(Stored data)
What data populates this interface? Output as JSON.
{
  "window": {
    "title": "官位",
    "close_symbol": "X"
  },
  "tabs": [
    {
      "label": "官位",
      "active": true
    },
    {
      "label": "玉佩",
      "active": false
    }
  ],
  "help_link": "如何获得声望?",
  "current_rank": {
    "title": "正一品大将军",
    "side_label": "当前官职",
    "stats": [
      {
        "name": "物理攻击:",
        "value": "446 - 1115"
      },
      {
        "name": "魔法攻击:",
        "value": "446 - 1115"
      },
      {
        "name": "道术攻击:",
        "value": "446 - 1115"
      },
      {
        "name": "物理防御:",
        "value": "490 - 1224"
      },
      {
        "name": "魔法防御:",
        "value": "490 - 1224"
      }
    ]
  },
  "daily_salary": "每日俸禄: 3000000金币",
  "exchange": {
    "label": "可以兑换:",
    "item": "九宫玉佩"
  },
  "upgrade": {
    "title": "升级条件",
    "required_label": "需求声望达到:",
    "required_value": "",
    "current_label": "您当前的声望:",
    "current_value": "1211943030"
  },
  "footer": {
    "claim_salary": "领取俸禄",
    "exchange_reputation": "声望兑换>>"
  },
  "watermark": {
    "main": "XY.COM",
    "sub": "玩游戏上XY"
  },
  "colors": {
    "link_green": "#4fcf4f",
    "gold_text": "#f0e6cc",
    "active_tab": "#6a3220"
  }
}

## WHAT YOU SHOULD DO
Copy out the whole listing exactly; please set it all down.

## RESPONSE BELOW
What data populates this interface? Output as JSON.
{
  "window": {
    "title": "官位",
    "close_symbol": "X"
  },
  "tabs": [
    {
      "label": "官位",
      "active": true
    },
    {
      "label": "玉佩",
      "active": false
    }
  ],
  "help_link": "如何获得声望?",
  "current_rank": {
    "title": "正一品大将军",
    "side_label": "当前官职",
    "stats": [
      {
        "name": "物理攻击:",
        "value": "446 - 1115"
      },
      {
        "name": "魔法攻击:",
        "value": "446 - 1115"
      },
      {
        "name": "道术攻击:",
        "value": "446 - 1115"
      },
      {
        "name": "物理防御:",
        "value": "490 - 1224"
      },
      {
        "name": "魔法防御:",
        "value": "490 - 1224"
      }
    ]
  },
  "daily_salary": "每日俸禄: 3000000金币",
  "exchange": {
    "label": "可以兑换:",
    "item": "九宫玉佩"
  },
  "upgrade": {
    "title": "升级条件",
    "required_label": "需求声望达到:",
    "required_value": "",
    "current_label": "您当前的声望:",
    "current_value": "1211943030"
  },
  "footer": {
    "claim_salary": "领取俸禄",
    "exchange_reputation": "声望兑换>>"
  },
  "watermark": {
    "main": "XY.COM",
    "sub": "玩游戏上XY"
  },
  "colors": {
    "link_green": "#4fcf4f",
    "gold_text": "#f0e6cc",
    "active_tab": "#6a3220"
  }
}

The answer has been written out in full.